[Exercise material]

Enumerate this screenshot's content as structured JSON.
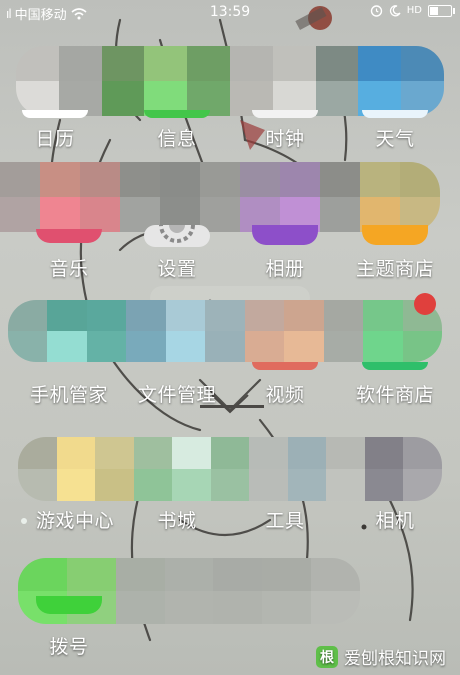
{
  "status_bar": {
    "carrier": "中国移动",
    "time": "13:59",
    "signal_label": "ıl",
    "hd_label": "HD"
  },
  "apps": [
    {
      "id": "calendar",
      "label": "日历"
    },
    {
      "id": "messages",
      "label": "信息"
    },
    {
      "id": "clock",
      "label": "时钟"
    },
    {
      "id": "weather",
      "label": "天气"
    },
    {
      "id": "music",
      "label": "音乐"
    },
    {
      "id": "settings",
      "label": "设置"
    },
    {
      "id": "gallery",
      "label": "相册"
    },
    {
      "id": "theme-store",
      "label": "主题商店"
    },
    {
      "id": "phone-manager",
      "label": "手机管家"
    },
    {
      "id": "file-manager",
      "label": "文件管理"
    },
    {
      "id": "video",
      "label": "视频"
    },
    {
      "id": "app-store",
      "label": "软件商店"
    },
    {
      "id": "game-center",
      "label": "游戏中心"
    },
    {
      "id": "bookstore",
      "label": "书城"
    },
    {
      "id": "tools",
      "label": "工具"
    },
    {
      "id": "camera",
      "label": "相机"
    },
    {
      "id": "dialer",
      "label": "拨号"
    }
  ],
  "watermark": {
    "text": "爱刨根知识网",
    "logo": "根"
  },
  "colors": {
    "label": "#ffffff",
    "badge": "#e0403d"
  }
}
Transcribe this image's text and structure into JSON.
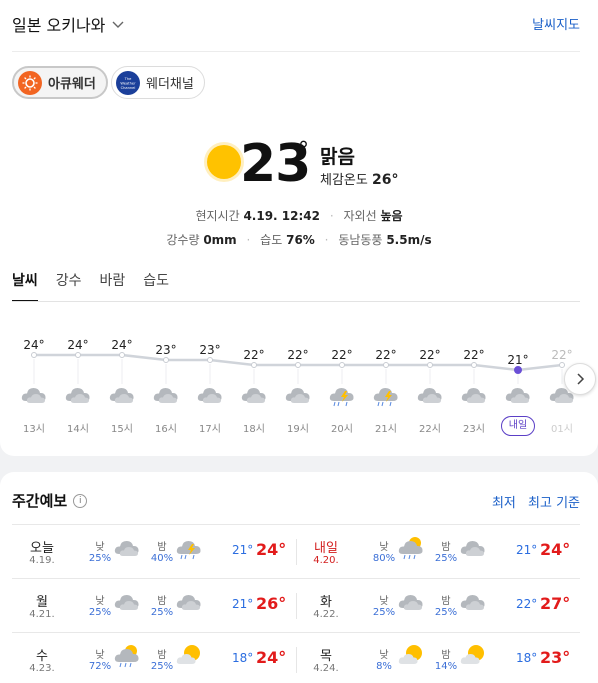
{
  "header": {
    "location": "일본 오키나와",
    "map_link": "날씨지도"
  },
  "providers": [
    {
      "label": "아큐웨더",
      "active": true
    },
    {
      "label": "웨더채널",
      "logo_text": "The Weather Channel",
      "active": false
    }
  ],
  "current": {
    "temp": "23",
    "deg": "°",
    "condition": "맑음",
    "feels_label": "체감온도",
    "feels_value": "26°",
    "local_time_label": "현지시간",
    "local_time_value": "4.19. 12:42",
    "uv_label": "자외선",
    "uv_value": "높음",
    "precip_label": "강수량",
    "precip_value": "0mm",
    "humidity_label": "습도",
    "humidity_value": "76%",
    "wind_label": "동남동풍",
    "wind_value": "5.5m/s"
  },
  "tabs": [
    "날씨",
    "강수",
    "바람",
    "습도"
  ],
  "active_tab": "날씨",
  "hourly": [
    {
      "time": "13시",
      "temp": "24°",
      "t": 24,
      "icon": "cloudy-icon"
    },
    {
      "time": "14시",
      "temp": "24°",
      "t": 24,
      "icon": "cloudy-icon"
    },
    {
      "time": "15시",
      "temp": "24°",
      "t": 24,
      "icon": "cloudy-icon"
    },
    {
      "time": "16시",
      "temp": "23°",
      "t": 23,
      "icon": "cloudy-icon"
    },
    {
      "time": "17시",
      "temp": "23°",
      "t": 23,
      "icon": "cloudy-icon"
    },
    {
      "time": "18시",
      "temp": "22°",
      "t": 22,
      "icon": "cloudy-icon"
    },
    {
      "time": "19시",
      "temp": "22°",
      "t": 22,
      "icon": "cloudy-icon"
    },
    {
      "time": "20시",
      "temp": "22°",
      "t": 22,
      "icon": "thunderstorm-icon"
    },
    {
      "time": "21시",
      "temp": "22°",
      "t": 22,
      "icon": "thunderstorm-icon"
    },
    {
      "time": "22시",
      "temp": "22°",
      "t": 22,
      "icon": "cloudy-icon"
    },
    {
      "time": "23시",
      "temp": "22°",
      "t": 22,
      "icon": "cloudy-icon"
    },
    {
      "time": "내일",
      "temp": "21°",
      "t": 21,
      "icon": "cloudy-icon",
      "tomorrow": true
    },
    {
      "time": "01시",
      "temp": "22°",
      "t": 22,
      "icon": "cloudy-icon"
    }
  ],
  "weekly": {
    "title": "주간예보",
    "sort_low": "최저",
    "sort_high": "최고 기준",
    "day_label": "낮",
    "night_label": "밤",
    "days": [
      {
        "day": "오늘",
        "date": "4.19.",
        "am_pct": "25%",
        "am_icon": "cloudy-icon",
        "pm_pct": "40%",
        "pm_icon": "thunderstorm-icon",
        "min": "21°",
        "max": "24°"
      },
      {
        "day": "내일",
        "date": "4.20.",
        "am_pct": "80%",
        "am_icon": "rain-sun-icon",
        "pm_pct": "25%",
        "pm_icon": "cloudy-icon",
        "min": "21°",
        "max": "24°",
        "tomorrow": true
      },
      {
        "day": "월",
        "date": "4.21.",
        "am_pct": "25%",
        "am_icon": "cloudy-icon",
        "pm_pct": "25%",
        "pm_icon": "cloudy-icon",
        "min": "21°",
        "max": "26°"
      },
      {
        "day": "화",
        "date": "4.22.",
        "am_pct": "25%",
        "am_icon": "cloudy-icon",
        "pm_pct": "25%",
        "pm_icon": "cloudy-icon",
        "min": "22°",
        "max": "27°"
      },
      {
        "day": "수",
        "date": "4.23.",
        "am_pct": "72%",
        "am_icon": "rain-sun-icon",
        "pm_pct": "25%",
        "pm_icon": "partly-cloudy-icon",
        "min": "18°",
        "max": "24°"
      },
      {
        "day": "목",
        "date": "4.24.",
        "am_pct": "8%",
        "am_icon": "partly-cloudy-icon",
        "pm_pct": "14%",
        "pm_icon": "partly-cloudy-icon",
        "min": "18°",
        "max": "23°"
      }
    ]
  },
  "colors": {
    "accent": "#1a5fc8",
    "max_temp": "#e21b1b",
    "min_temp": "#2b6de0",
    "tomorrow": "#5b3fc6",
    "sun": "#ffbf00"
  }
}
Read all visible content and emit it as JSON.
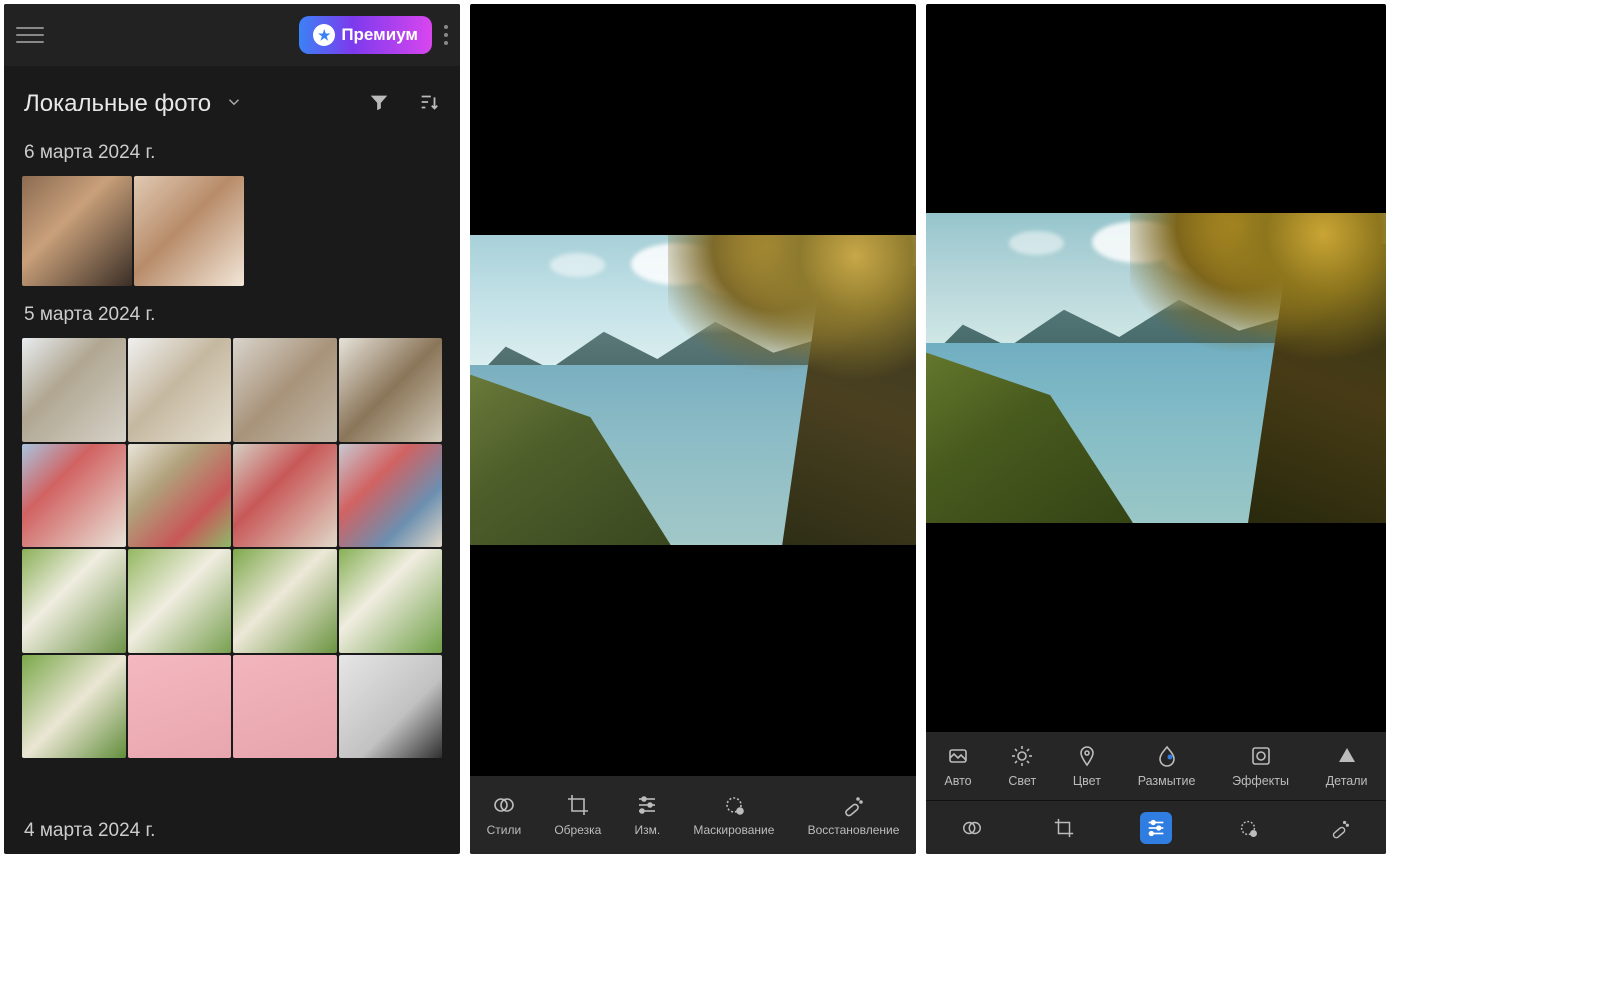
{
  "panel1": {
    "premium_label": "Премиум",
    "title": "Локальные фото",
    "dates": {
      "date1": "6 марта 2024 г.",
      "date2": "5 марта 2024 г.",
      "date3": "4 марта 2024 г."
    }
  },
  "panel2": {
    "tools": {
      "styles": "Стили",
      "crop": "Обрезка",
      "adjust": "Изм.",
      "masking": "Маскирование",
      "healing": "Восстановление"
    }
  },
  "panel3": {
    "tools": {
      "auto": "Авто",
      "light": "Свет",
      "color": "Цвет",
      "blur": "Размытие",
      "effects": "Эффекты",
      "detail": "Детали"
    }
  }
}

[Work instructions] Which lines hold the word "true"? Return all of them from the records above.

[The result]
      "active": true
      "tomorrow": true
        "tomorrow": true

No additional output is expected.